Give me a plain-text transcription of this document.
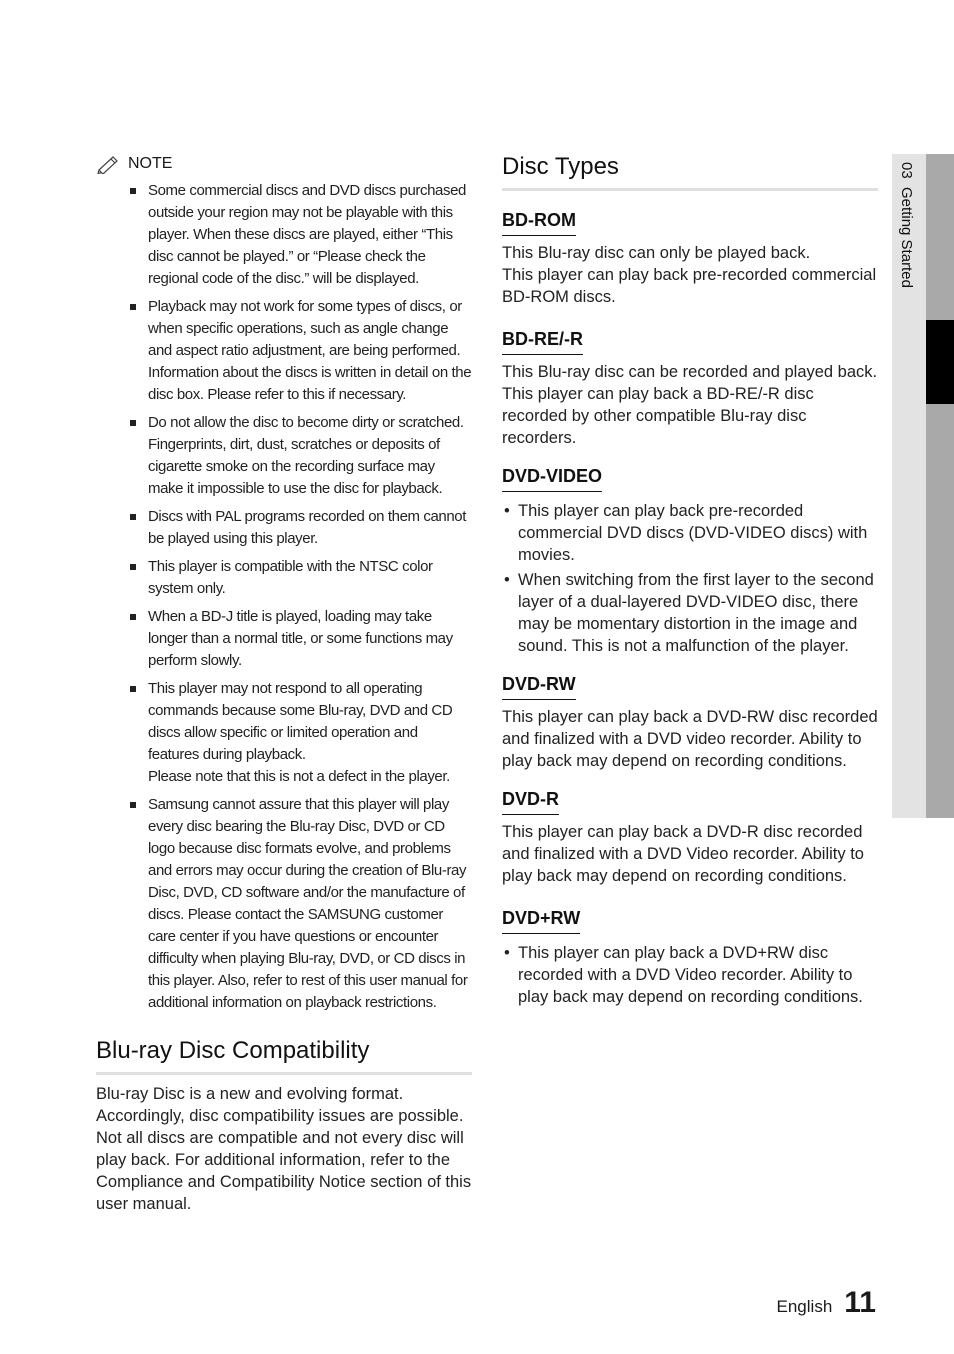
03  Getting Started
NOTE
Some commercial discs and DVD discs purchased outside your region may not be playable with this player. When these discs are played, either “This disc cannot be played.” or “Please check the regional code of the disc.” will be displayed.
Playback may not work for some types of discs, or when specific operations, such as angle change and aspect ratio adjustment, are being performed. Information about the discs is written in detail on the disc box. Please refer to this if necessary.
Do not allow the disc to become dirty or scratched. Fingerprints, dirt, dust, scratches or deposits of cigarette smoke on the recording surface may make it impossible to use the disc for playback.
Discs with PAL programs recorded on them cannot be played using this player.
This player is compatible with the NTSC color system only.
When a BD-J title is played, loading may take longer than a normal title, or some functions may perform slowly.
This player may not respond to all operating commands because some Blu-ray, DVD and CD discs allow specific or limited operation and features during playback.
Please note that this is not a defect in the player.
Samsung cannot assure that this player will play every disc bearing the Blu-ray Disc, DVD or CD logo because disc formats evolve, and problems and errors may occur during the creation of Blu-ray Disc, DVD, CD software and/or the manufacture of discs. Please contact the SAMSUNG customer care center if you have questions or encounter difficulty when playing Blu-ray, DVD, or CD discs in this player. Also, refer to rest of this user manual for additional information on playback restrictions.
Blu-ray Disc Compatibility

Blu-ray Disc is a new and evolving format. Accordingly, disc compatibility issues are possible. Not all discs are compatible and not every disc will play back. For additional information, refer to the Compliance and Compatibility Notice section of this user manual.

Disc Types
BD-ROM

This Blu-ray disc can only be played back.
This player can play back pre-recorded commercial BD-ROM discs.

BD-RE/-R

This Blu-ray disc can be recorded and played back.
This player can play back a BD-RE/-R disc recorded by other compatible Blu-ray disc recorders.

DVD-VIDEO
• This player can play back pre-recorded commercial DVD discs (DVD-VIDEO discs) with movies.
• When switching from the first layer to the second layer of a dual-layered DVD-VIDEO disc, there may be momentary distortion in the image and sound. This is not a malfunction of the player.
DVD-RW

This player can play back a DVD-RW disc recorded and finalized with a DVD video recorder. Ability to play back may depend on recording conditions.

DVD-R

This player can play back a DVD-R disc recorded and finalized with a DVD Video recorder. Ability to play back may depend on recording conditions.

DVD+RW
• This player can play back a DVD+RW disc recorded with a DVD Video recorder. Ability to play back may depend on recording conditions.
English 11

**Exercise goal:** Look through the records and gather each line with the word "finalized".

**Exercise result:**
This player can play back a DVD-RW disc recorded and finalized with a DVD video recorder. Ability to play back may depend on recording conditions.
This player can play back a DVD-R disc recorded and finalized with a DVD Video recorder. Ability to play back may depend on recording conditions.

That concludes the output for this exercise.